Directive >> Gather up all lines that carry the word "imkânlarının".

Data provided >>
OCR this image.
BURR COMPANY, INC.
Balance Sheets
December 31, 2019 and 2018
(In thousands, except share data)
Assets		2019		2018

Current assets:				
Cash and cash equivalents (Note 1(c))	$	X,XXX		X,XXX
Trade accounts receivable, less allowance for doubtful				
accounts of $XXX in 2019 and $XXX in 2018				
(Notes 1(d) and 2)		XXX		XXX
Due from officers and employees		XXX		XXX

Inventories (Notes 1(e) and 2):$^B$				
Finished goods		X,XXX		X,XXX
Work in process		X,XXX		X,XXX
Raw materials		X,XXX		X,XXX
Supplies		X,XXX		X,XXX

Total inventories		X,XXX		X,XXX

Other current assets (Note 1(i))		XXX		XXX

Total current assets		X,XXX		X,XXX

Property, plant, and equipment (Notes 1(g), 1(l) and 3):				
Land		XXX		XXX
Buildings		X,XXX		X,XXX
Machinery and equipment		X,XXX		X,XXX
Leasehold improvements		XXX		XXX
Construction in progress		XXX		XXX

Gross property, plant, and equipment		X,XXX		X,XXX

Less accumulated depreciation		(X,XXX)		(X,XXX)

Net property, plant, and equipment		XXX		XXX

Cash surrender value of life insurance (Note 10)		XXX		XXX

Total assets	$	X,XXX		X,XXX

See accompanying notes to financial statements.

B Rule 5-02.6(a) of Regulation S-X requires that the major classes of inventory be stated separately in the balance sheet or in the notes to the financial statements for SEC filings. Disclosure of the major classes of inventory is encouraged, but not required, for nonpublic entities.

* * *

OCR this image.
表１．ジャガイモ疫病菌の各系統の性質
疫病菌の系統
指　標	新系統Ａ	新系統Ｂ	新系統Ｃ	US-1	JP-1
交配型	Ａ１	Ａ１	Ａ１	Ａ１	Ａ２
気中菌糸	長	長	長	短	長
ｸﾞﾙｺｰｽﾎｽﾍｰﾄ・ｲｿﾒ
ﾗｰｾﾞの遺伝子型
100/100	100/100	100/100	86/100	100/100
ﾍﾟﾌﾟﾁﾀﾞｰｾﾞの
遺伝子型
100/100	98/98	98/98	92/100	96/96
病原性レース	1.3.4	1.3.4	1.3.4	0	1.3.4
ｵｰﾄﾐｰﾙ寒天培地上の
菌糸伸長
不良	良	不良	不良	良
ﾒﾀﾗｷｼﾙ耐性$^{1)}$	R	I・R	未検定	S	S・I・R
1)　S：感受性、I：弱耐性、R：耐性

* * *

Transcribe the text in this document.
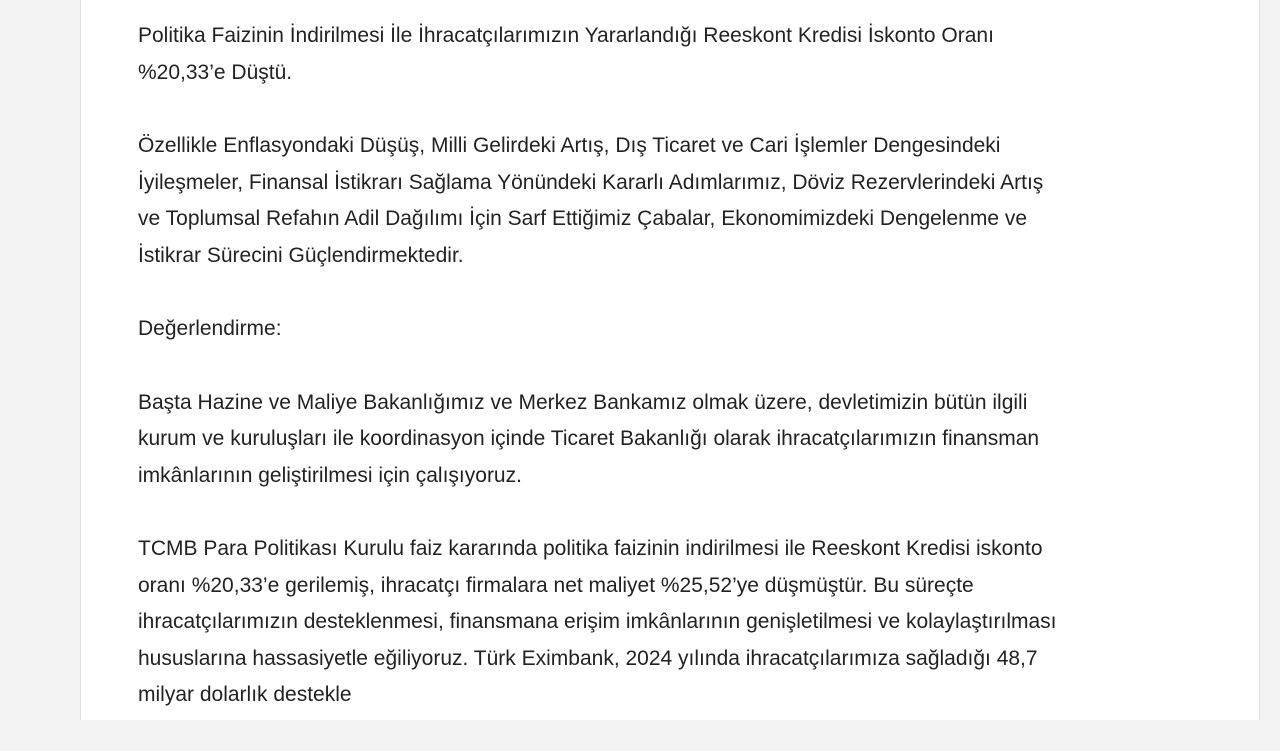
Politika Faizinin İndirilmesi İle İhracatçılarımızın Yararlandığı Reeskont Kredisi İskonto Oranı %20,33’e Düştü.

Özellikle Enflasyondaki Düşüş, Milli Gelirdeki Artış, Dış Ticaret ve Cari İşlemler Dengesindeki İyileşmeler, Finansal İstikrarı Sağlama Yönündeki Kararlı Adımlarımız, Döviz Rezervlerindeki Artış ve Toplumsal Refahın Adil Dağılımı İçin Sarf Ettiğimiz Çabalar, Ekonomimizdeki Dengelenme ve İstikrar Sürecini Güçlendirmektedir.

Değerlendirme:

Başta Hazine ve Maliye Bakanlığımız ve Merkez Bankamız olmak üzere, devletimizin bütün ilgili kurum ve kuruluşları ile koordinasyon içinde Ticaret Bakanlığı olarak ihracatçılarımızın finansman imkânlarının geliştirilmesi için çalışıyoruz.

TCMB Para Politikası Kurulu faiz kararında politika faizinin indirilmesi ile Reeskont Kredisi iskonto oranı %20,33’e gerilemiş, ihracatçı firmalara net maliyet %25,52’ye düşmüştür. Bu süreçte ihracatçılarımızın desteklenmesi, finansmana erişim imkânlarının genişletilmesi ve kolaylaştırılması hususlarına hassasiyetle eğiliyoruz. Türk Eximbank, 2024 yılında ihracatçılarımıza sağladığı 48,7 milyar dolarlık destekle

Task result >>
Başta Hazine ve Maliye Bakanlığımız ve Merkez Bankamız olmak üzere, devletimizin bütün ilgili kurum ve kuruluşları ile koordinasyon içinde Ticaret Bakanlığı olarak ihracatçılarımızın finansman imkânlarının geliştirilmesi için çalışıyoruz.
TCMB Para Politikası Kurulu faiz kararında politika faizinin indirilmesi ile Reeskont Kredisi iskonto oranı %20,33’e gerilemiş, ihracatçı firmalara net maliyet %25,52’ye düşmüştür. Bu süreçte ihracatçılarımızın desteklenmesi, finansmana erişim imkânlarının genişletilmesi ve kolaylaştırılması hususlarına hassasiyetle eğiliyoruz. Türk Eximbank, 2024 yılında ihracatçılarımıza sağladığı 48,7 milyar dolarlık destekle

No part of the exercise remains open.